BRIEF: Without including the pictures, copy out every line below.

RECORDS TO PROCESS:
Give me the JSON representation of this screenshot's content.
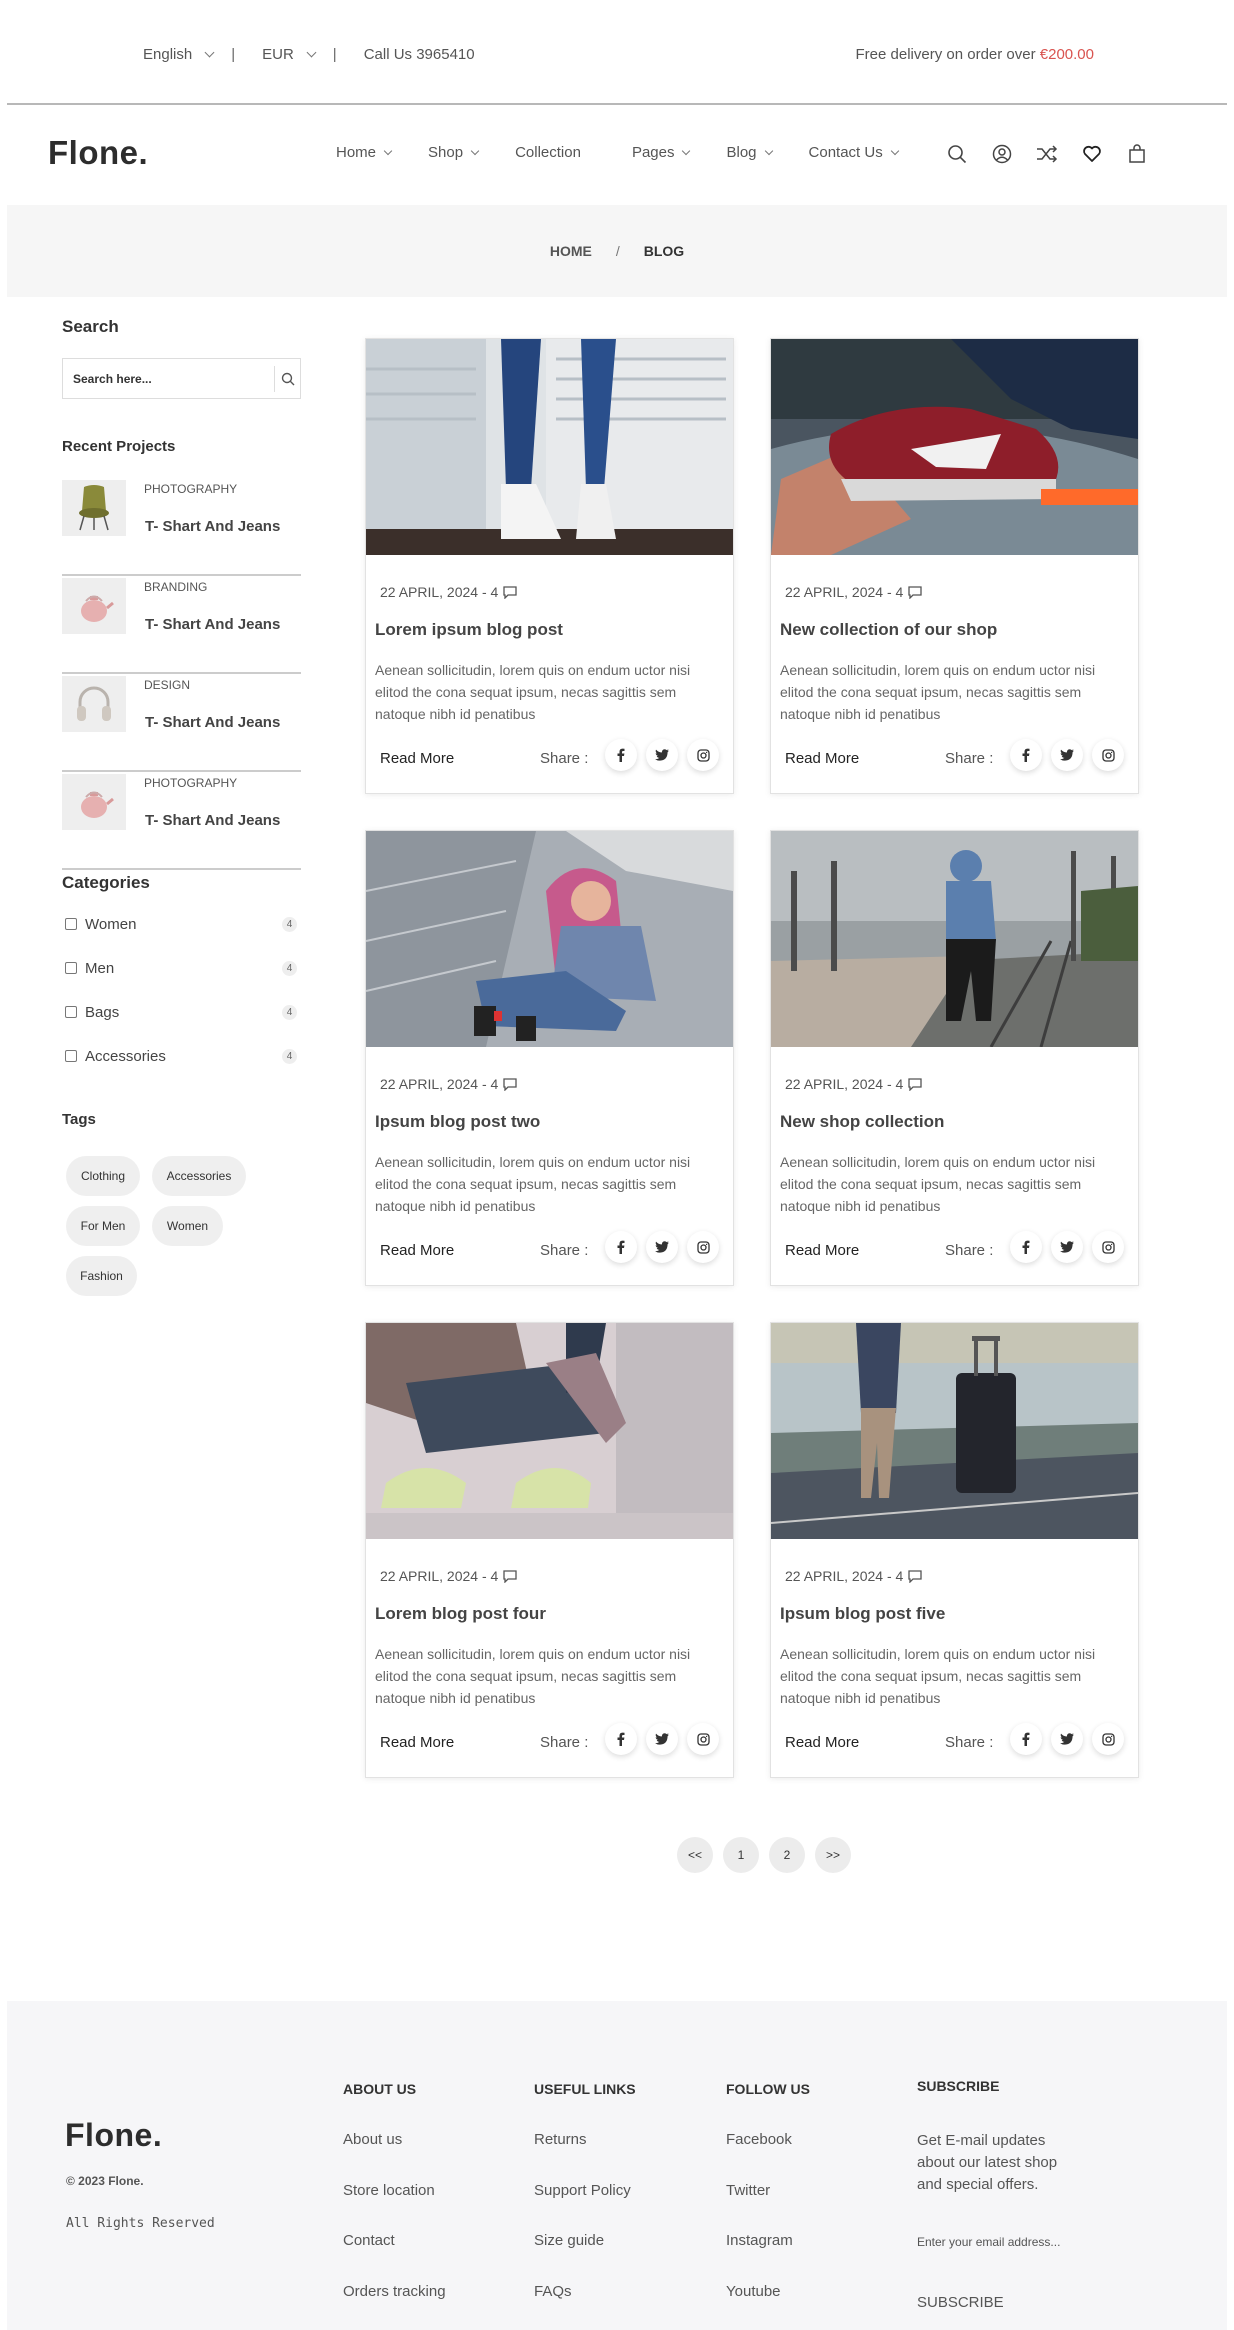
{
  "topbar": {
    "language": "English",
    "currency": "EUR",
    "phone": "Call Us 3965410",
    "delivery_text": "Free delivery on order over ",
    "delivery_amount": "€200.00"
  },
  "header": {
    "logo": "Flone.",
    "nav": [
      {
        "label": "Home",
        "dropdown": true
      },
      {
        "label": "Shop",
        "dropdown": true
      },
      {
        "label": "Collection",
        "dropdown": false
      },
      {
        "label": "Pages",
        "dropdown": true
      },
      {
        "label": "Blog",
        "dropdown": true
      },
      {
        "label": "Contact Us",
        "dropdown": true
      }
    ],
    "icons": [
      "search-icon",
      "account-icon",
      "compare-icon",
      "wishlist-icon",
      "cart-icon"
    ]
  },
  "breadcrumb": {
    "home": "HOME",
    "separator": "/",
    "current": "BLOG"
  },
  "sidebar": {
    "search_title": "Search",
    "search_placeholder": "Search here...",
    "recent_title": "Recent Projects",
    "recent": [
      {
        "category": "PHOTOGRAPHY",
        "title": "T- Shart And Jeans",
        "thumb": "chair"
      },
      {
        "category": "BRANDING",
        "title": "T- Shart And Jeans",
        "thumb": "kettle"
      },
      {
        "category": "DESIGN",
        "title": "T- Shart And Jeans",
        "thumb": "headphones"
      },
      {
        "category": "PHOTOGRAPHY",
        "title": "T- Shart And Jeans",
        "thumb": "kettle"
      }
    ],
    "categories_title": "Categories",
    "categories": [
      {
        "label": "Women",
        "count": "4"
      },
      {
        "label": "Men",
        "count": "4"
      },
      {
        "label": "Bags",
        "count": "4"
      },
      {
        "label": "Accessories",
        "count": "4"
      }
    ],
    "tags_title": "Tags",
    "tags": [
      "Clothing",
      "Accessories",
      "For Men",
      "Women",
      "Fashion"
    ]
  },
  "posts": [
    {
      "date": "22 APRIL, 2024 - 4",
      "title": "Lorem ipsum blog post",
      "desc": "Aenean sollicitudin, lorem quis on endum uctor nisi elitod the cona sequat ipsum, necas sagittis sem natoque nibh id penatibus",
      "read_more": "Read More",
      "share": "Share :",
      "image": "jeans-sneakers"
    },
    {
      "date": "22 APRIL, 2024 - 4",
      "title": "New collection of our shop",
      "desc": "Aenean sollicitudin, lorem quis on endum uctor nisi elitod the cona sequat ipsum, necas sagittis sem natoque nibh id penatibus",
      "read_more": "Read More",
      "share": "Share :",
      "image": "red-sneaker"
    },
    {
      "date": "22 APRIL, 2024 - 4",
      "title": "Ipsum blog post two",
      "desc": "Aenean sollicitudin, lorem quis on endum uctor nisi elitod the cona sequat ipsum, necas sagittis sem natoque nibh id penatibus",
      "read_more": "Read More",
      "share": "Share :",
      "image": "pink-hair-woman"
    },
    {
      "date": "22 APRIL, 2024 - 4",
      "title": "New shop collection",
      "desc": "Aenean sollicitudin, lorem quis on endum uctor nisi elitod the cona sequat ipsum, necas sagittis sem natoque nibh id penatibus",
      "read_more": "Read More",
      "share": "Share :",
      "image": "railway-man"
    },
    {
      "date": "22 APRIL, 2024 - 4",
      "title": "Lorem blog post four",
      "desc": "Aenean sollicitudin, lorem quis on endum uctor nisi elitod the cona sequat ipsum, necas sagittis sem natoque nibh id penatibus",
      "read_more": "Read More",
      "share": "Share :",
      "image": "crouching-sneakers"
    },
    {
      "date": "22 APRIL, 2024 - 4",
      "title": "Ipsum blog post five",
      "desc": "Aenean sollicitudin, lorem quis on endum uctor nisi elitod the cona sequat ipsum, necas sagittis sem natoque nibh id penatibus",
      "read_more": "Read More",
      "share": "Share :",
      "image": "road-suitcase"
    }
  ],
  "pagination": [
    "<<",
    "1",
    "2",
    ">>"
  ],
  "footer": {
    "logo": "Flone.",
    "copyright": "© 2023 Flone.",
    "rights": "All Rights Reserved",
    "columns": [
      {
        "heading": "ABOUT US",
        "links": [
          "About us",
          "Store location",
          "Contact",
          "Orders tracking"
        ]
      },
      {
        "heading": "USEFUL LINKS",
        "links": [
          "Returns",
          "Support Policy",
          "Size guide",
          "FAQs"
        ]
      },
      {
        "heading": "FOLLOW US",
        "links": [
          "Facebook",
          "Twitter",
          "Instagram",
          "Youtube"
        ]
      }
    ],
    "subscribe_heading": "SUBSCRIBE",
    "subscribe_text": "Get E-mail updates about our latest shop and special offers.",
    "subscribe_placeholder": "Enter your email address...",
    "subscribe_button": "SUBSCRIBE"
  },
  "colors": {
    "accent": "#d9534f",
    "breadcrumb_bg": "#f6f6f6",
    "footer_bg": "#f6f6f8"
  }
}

EXERCISE SOLUTION:
Give me the JSON representation of this screenshot's content.
{
  "topbar": {
    "language": "English",
    "currency": "EUR",
    "phone": "Call Us 3965410",
    "delivery_text": "Free delivery on order over ",
    "delivery_amount": "€200.00"
  },
  "header": {
    "logo": "Flone.",
    "nav": [
      {
        "label": "Home",
        "dropdown": true
      },
      {
        "label": "Shop",
        "dropdown": true
      },
      {
        "label": "Collection",
        "dropdown": false
      },
      {
        "label": "Pages",
        "dropdown": true
      },
      {
        "label": "Blog",
        "dropdown": true
      },
      {
        "label": "Contact Us",
        "dropdown": true
      }
    ],
    "icons": [
      "search-icon",
      "account-icon",
      "compare-icon",
      "wishlist-icon",
      "cart-icon"
    ]
  },
  "breadcrumb": {
    "home": "HOME",
    "separator": "/",
    "current": "BLOG"
  },
  "sidebar": {
    "search_title": "Search",
    "search_placeholder": "Search here...",
    "recent_title": "Recent Projects",
    "recent": [
      {
        "category": "PHOTOGRAPHY",
        "title": "T- Shart And Jeans",
        "thumb": "chair"
      },
      {
        "category": "BRANDING",
        "title": "T- Shart And Jeans",
        "thumb": "kettle"
      },
      {
        "category": "DESIGN",
        "title": "T- Shart And Jeans",
        "thumb": "headphones"
      },
      {
        "category": "PHOTOGRAPHY",
        "title": "T- Shart And Jeans",
        "thumb": "kettle"
      }
    ],
    "categories_title": "Categories",
    "categories": [
      {
        "label": "Women",
        "count": "4"
      },
      {
        "label": "Men",
        "count": "4"
      },
      {
        "label": "Bags",
        "count": "4"
      },
      {
        "label": "Accessories",
        "count": "4"
      }
    ],
    "tags_title": "Tags",
    "tags": [
      "Clothing",
      "Accessories",
      "For Men",
      "Women",
      "Fashion"
    ]
  },
  "posts": [
    {
      "date": "22 APRIL, 2024 - 4",
      "title": "Lorem ipsum blog post",
      "desc": "Aenean sollicitudin, lorem quis on endum uctor nisi elitod the cona sequat ipsum, necas sagittis sem natoque nibh id penatibus",
      "read_more": "Read More",
      "share": "Share :",
      "image": "jeans-sneakers"
    },
    {
      "date": "22 APRIL, 2024 - 4",
      "title": "New collection of our shop",
      "desc": "Aenean sollicitudin, lorem quis on endum uctor nisi elitod the cona sequat ipsum, necas sagittis sem natoque nibh id penatibus",
      "read_more": "Read More",
      "share": "Share :",
      "image": "red-sneaker"
    },
    {
      "date": "22 APRIL, 2024 - 4",
      "title": "Ipsum blog post two",
      "desc": "Aenean sollicitudin, lorem quis on endum uctor nisi elitod the cona sequat ipsum, necas sagittis sem natoque nibh id penatibus",
      "read_more": "Read More",
      "share": "Share :",
      "image": "pink-hair-woman"
    },
    {
      "date": "22 APRIL, 2024 - 4",
      "title": "New shop collection",
      "desc": "Aenean sollicitudin, lorem quis on endum uctor nisi elitod the cona sequat ipsum, necas sagittis sem natoque nibh id penatibus",
      "read_more": "Read More",
      "share": "Share :",
      "image": "railway-man"
    },
    {
      "date": "22 APRIL, 2024 - 4",
      "title": "Lorem blog post four",
      "desc": "Aenean sollicitudin, lorem quis on endum uctor nisi elitod the cona sequat ipsum, necas sagittis sem natoque nibh id penatibus",
      "read_more": "Read More",
      "share": "Share :",
      "image": "crouching-sneakers"
    },
    {
      "date": "22 APRIL, 2024 - 4",
      "title": "Ipsum blog post five",
      "desc": "Aenean sollicitudin, lorem quis on endum uctor nisi elitod the cona sequat ipsum, necas sagittis sem natoque nibh id penatibus",
      "read_more": "Read More",
      "share": "Share :",
      "image": "road-suitcase"
    }
  ],
  "pagination": [
    "<<",
    "1",
    "2",
    ">>"
  ],
  "footer": {
    "logo": "Flone.",
    "copyright": "© 2023 Flone.",
    "rights": "All Rights Reserved",
    "columns": [
      {
        "heading": "ABOUT US",
        "links": [
          "About us",
          "Store location",
          "Contact",
          "Orders tracking"
        ]
      },
      {
        "heading": "USEFUL LINKS",
        "links": [
          "Returns",
          "Support Policy",
          "Size guide",
          "FAQs"
        ]
      },
      {
        "heading": "FOLLOW US",
        "links": [
          "Facebook",
          "Twitter",
          "Instagram",
          "Youtube"
        ]
      }
    ],
    "subscribe_heading": "SUBSCRIBE",
    "subscribe_text": "Get E-mail updates about our latest shop and special offers.",
    "subscribe_placeholder": "Enter your email address...",
    "subscribe_button": "SUBSCRIBE"
  },
  "colors": {
    "accent": "#d9534f",
    "breadcrumb_bg": "#f6f6f6",
    "footer_bg": "#f6f6f8"
  }
}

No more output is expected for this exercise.